● **Brano da leggere**:
---+---

Le poesie con cui la Tomerini torna oggi a parlarci ripresentano uno ad uno questi doni. Deposta, o quantomeno ulteriormente rastremata, la sottilissima armatura narrativa di quelle storie, i versi che questi Cassetti ci offrono brillano della stessa freschezza e levità contagiosa: mentre affrontiamo i fulminei “incontri” della prima sezione, abbiamo il sospetto che i profili concretissimi e magati, che salgono (o scendono) verso di noi dal cuore della pagina, siano altrettanti numi evocati al mero scopo di dare aria, di dare respiro, alle nostre esistenze: un uomo non vecchio ma “con la barba bianca e i capelli anche bianchi” che, quando è libero dagli impegni d’ufficio, dà “forma ai suoi sogni”, e costruisce mobili ove racchiudere e liberare musica e segreti; una sarta che, cucendo, rimette insieme i pezzi del suo cuore; un bambino che parla agli alberi e li abbraccia – come forse Nietzsche, a Torino, aveva abbracciato, piangendo, quel cavallo umiliato…
Talvolta, incontriamo esistenze ferite, sconciate: circondate da un filo spinato che dovrebbe difenderle da tutti i possibili attriti del mondo. Malgrado la propria naturalissima vocazione alla leggerezza, la Tomerini non ignora quanto, nella vita, possa risolversi in un’insolvenza offensiva: le ombre restano sempre in agguato, fuori e dentro di noi (“Un po’ sbiadita / è la mia vita / come le ombre del mattino // che strisciano / sull’asfalto / e si appiattiscono contro i muri // che alcuni giorni / sono nere, enormi e imprendibili / altre volte sono grigie, inconsistenti / e si confondono / con certe idee che mi vengono in mente”), e l’esito, talora, è inappellabile (“qualcuno ha già scelto per te / una medaglia di marmo bianco / come il pavimento a cui davi la cera / e il davanzale che hai scavalcato / prigione senza sbarre da cui sei fuggita / nel sole opaco di un pomeriggio di noia”).

---+---

● **Voci**:
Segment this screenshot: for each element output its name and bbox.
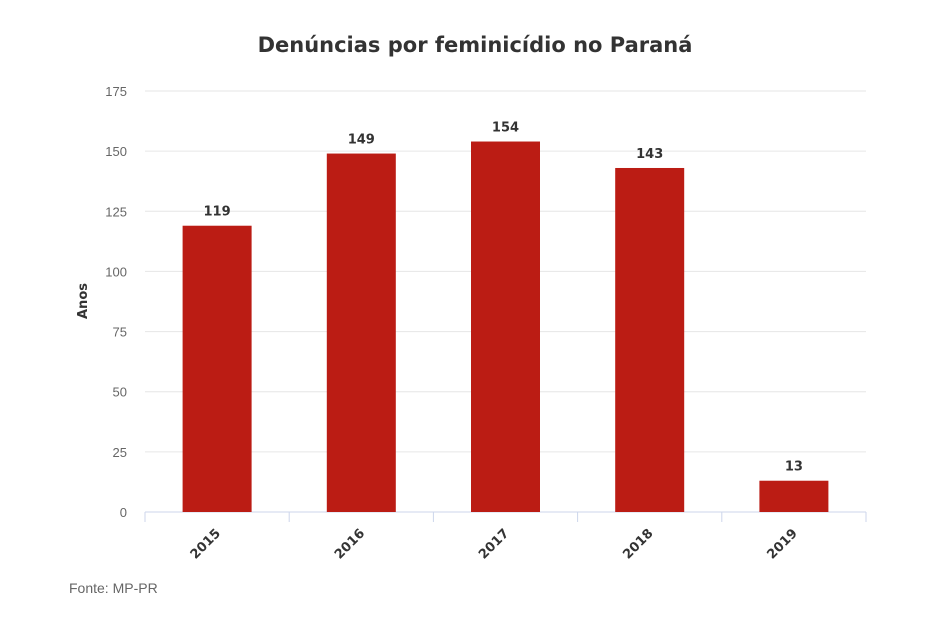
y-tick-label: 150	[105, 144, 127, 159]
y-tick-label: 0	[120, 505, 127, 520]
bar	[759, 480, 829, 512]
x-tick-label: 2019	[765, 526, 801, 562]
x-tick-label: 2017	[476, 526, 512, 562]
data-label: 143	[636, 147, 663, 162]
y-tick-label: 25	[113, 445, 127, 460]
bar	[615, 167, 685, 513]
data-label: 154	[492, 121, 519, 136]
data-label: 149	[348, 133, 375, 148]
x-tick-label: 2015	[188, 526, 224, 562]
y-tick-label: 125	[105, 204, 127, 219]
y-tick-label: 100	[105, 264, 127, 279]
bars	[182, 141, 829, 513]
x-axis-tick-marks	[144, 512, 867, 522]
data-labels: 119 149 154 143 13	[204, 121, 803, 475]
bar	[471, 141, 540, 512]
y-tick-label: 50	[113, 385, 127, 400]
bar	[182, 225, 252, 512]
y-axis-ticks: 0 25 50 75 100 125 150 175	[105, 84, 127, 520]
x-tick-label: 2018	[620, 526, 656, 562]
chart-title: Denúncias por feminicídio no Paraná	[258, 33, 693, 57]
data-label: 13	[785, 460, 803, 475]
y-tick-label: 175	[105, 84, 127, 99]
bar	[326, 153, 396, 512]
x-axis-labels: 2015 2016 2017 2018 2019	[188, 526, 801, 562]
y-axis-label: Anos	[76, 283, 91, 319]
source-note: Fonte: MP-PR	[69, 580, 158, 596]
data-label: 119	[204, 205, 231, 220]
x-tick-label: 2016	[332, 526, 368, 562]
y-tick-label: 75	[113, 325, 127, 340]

---+---

● **Cosa farai**:
(a) Nel brano sulle poesie della Tomerini compaiono esistenze ferite circondate da un filo spinato. Spiega, per favore, in una o tre frasi a che cosa dovrebbe servire quel filo spinato.
(b) Scrivi il seguito del brano sulle poesie della Tomerini, partendo dopo la sua ultima frase.

● **Le risposte**:
(a) Secondo il brano, il filo spinato che circonda queste esistenze ferite dovrebbe difenderle da tutti i possibili attriti del mondo.

(b)
Pur tuttavia, questi versi non conoscono la resa alle ragioni del Nulla. Se la vita è, anche, tempesta, qualcosa – un improvviso soffio di vento, un mobile drappeggio di nuvole in cielo, una piccola luce che torna ad accendersi – è sempre pronto a rimetterla in gioco. Come in una Szymborska che abbia lasciato evaporare ogni impulso riflessivo nell’umile e aereo abbandono al puro spettacolo del mondo, qui niente è statico, neppure nel momentaneo dilagare del grigiore più velenoso: e il sorprendente ritmo anapestico, che a volte sferza l’incedere del verso, testimonia come questa voce non possa mai arrendersi a una stanca gora di vuoto. Il vuoto, tutt’al contrario, è precisamente il motore invisibile che la spinge continuamente oltre – come quella piccola “scatola vuota” portata in dono a una suora che vive in un piccolo convento sul monte. Fare dono del vuoto, agli altri e a se stessi, è l’impresa più grande: e non possiamo neppure più dire con certezza di essere ancora noi ad avventurarci per le strade deserte, “nella luce incerta e stentata dell’alba” – perché il vuoto non è mai l’approdo in cui infossilire, ma un punto di continua rigenerazione e ripartenza.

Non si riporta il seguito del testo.